=== RECORD SET ===

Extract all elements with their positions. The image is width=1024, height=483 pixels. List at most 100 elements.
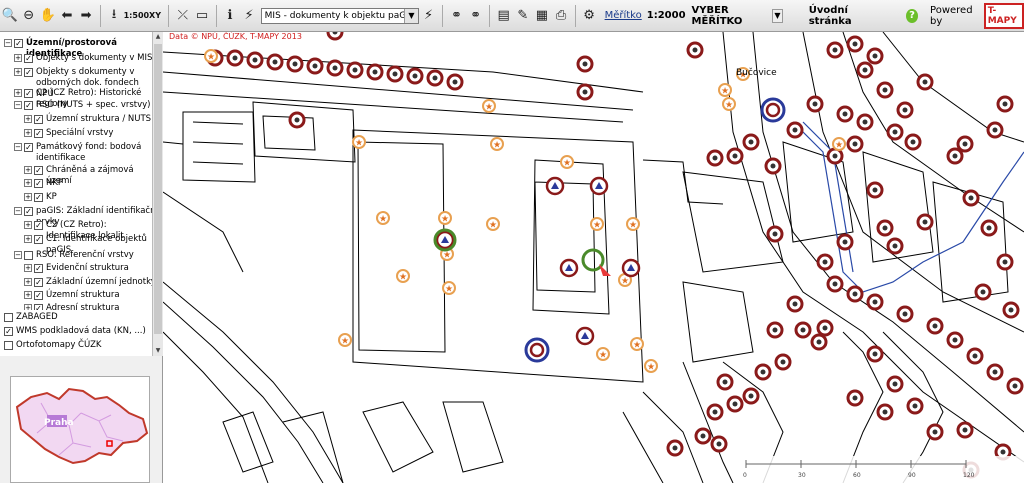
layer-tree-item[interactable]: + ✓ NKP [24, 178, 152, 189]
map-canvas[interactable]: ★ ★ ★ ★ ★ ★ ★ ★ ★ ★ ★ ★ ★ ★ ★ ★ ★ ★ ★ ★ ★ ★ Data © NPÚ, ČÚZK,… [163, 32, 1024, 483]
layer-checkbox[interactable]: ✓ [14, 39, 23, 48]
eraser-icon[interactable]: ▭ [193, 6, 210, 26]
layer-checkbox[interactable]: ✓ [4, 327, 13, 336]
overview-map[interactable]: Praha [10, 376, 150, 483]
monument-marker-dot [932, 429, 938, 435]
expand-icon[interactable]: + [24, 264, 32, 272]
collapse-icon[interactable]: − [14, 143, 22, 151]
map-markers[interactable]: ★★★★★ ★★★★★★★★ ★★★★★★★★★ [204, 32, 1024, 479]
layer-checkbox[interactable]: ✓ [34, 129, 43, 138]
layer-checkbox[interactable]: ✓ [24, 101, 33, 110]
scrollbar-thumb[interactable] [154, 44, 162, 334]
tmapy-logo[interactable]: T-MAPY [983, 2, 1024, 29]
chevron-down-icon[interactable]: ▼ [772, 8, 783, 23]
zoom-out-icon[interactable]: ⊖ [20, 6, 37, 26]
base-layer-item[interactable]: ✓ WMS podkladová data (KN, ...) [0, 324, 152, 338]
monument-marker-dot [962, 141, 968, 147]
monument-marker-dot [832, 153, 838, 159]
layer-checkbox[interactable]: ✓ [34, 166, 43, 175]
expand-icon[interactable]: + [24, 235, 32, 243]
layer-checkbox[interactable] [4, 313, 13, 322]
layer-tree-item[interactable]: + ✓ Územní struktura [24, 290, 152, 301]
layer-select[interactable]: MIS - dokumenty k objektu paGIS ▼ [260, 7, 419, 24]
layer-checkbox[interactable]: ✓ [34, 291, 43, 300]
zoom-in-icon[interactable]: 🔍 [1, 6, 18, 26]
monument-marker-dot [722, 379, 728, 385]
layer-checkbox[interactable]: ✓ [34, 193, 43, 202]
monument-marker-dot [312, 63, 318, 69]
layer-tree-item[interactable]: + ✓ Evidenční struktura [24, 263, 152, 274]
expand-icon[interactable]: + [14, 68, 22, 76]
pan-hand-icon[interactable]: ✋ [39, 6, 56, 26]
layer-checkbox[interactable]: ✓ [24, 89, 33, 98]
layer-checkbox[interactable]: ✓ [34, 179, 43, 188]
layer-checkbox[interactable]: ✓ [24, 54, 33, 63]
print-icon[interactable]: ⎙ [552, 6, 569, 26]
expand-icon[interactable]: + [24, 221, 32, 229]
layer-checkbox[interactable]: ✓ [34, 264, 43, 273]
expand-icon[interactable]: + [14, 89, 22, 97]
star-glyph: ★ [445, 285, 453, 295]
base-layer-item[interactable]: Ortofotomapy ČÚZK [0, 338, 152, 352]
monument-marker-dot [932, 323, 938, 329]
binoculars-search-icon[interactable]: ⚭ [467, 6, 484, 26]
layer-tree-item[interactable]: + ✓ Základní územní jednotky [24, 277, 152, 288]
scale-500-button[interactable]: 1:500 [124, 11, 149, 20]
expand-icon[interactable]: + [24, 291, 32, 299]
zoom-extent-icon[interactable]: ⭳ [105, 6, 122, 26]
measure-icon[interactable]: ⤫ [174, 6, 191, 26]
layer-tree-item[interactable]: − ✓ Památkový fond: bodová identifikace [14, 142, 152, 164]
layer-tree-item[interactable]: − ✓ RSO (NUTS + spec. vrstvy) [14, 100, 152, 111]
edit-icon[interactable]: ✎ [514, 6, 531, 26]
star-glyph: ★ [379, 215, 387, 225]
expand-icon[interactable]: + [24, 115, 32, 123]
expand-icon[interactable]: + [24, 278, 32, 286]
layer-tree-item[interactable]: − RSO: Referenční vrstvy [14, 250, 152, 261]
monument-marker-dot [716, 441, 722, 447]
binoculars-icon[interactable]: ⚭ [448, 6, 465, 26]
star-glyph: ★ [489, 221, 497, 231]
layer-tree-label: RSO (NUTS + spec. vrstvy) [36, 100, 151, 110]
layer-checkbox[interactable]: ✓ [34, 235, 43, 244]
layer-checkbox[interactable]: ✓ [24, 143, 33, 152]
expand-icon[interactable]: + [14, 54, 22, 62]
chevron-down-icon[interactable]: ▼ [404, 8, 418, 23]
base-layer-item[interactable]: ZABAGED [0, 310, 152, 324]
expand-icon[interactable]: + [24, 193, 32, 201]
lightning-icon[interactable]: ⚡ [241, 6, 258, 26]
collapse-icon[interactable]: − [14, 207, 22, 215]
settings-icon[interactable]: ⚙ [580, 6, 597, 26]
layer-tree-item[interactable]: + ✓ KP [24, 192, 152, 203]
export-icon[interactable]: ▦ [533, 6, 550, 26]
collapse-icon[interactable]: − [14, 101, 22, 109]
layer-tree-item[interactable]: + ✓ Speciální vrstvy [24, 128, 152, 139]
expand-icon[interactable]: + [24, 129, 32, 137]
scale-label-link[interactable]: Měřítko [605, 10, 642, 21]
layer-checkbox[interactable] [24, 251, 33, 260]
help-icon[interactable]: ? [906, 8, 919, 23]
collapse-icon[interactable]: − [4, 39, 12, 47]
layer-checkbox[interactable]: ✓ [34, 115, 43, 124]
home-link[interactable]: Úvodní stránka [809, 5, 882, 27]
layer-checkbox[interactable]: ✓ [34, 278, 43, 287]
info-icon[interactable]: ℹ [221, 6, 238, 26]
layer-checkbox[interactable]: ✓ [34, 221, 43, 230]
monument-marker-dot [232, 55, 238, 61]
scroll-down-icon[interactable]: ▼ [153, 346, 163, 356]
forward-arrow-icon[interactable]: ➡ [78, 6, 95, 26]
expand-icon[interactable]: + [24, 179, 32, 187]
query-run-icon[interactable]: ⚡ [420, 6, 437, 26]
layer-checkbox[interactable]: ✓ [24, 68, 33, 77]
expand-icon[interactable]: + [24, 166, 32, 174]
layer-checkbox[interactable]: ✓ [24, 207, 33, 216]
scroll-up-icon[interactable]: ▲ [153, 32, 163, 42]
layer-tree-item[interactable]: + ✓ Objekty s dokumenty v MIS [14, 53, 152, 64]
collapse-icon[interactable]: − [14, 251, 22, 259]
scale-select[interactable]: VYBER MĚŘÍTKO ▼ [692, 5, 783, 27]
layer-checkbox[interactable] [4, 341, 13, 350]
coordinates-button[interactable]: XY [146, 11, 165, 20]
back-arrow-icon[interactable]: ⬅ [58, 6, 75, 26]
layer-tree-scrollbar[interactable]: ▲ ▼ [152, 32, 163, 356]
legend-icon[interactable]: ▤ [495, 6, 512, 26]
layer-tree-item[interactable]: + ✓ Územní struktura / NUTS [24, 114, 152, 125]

===
=== RECORD SET ===

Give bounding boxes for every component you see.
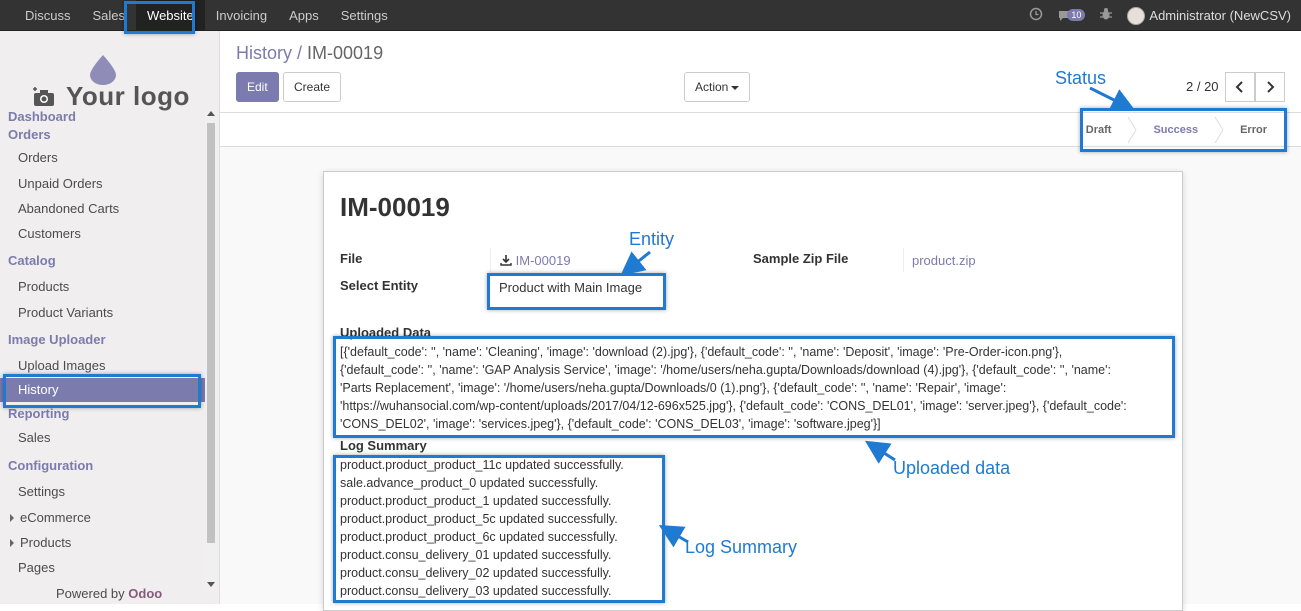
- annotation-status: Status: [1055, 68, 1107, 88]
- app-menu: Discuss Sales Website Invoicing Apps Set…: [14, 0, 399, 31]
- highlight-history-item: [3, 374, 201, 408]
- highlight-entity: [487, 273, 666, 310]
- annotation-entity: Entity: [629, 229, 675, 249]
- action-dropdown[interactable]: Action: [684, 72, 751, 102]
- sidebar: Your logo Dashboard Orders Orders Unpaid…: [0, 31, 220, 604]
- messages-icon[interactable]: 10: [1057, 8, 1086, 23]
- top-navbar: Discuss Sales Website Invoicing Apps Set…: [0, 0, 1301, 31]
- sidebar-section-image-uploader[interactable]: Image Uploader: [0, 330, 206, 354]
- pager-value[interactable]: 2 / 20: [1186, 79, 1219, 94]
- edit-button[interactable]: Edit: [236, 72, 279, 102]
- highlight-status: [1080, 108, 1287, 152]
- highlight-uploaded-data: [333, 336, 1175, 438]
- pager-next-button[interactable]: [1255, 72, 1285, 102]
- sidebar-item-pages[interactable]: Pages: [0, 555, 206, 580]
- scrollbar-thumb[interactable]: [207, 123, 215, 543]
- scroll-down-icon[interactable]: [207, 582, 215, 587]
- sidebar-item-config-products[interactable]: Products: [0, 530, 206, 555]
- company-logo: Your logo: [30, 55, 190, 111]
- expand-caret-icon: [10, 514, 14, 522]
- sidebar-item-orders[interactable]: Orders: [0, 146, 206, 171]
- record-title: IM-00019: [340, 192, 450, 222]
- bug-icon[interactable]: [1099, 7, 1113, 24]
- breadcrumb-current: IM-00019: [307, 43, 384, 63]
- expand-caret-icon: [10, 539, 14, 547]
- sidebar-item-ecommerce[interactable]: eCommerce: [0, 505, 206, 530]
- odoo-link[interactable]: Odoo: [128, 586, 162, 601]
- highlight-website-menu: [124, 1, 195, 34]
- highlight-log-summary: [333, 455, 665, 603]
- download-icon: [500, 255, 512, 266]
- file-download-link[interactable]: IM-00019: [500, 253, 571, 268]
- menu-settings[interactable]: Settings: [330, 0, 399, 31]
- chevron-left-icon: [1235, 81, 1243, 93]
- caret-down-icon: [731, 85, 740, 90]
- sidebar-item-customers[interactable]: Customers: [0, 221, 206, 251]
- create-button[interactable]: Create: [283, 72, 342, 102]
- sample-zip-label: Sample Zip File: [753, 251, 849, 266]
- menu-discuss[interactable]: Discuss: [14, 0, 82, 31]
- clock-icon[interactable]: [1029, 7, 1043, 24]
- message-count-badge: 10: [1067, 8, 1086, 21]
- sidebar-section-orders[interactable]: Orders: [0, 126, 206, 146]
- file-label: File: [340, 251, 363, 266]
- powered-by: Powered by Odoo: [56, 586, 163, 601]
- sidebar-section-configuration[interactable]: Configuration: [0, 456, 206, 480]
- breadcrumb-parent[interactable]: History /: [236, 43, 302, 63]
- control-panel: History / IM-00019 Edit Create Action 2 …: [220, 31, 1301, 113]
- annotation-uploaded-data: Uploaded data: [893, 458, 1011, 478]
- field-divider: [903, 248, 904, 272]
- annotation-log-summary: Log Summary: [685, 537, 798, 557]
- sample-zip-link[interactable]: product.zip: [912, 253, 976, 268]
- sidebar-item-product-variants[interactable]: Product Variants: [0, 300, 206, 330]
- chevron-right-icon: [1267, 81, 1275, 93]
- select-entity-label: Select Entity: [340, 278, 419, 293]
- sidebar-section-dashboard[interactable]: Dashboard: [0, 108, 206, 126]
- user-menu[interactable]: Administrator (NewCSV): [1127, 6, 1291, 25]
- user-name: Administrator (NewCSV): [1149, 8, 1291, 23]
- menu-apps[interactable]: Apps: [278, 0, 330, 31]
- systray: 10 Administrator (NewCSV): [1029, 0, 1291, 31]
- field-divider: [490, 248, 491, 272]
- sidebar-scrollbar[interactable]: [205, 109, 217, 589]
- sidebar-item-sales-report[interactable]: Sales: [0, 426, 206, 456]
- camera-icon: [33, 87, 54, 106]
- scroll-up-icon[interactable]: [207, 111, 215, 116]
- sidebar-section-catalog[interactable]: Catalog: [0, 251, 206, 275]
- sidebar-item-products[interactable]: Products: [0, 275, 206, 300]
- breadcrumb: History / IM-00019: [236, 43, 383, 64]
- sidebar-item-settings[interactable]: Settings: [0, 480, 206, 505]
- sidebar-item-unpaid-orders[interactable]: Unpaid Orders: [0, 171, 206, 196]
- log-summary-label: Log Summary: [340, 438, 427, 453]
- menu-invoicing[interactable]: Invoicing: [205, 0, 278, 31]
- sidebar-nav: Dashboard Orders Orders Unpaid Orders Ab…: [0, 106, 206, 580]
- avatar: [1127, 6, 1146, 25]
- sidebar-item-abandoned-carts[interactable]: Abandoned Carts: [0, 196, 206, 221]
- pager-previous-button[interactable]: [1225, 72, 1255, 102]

===

◆ STATED EXERCISE ◆
Can you reproduce, unchanged, the stretch of items from the line containing "layer-tree-item[interactable]: + ✓ NKP" through the line containing "base-layer-item[interactable]: Ortofotomapy ČÚZK"?

◆ RESULT ◆
layer-tree-item[interactable]: + ✓ NKP [24, 178, 152, 189]
map-canvas[interactable]: ★ ★ ★ ★ ★ ★ ★ ★ ★ ★ ★ ★ ★ ★ ★ ★ ★ ★ ★ ★ ★ ★ Data © NPÚ, ČÚZK,… [163, 32, 1024, 483]
layer-checkbox[interactable]: ✓ [14, 39, 23, 48]
eraser-icon[interactable]: ▭ [193, 6, 210, 26]
layer-checkbox[interactable]: ✓ [4, 327, 13, 336]
overview-map[interactable]: Praha [10, 376, 150, 483]
monument-marker-dot [932, 429, 938, 435]
expand-icon[interactable]: + [24, 264, 32, 272]
collapse-icon[interactable]: − [14, 143, 22, 151]
map-markers[interactable]: ★★★★★ ★★★★★★★★ ★★★★★★★★★ [204, 32, 1024, 479]
layer-checkbox[interactable]: ✓ [34, 129, 43, 138]
layer-checkbox[interactable]: ✓ [24, 101, 33, 110]
scrollbar-thumb[interactable] [154, 44, 162, 334]
tmapy-logo[interactable]: T-MAPY [983, 2, 1024, 29]
chevron-down-icon[interactable]: ▼ [772, 8, 783, 23]
zoom-out-icon[interactable]: ⊖ [20, 6, 37, 26]
base-layer-item[interactable]: ✓ WMS podkladová data (KN, ...) [0, 324, 152, 338]
monument-marker-dot [962, 141, 968, 147]
monument-marker-dot [832, 153, 838, 159]
layer-checkbox[interactable]: ✓ [34, 166, 43, 175]
expand-icon[interactable]: + [24, 235, 32, 243]
layer-checkbox[interactable] [4, 313, 13, 322]
layer-tree-item[interactable]: + ✓ Územní struktura [24, 290, 152, 301]
layer-select[interactable]: MIS - dokumenty k objektu paGIS ▼ [260, 7, 419, 24]
layer-checkbox[interactable]: ✓ [34, 291, 43, 300]
zoom-in-icon[interactable]: 🔍 [1, 6, 18, 26]
monument-marker-dot [722, 379, 728, 385]
layer-checkbox[interactable]: ✓ [34, 193, 43, 202]
monument-marker-dot [312, 63, 318, 69]
layer-tree-item[interactable]: + ✓ Evidenční struktura [24, 263, 152, 274]
expand-icon[interactable]: + [14, 68, 22, 76]
pan-hand-icon[interactable]: ✋ [39, 6, 56, 26]
layer-checkbox[interactable]: ✓ [24, 89, 33, 98]
layer-checkbox[interactable]: ✓ [34, 179, 43, 188]
layer-checkbox[interactable]: ✓ [24, 54, 33, 63]
print-icon[interactable]: ⎙ [552, 6, 569, 26]
expand-icon[interactable]: + [24, 221, 32, 229]
layer-checkbox[interactable]: ✓ [34, 264, 43, 273]
expand-icon[interactable]: + [14, 89, 22, 97]
star-glyph: ★ [445, 285, 453, 295]
base-layer-item[interactable]: Ortofotomapy ČÚZK [0, 338, 152, 352]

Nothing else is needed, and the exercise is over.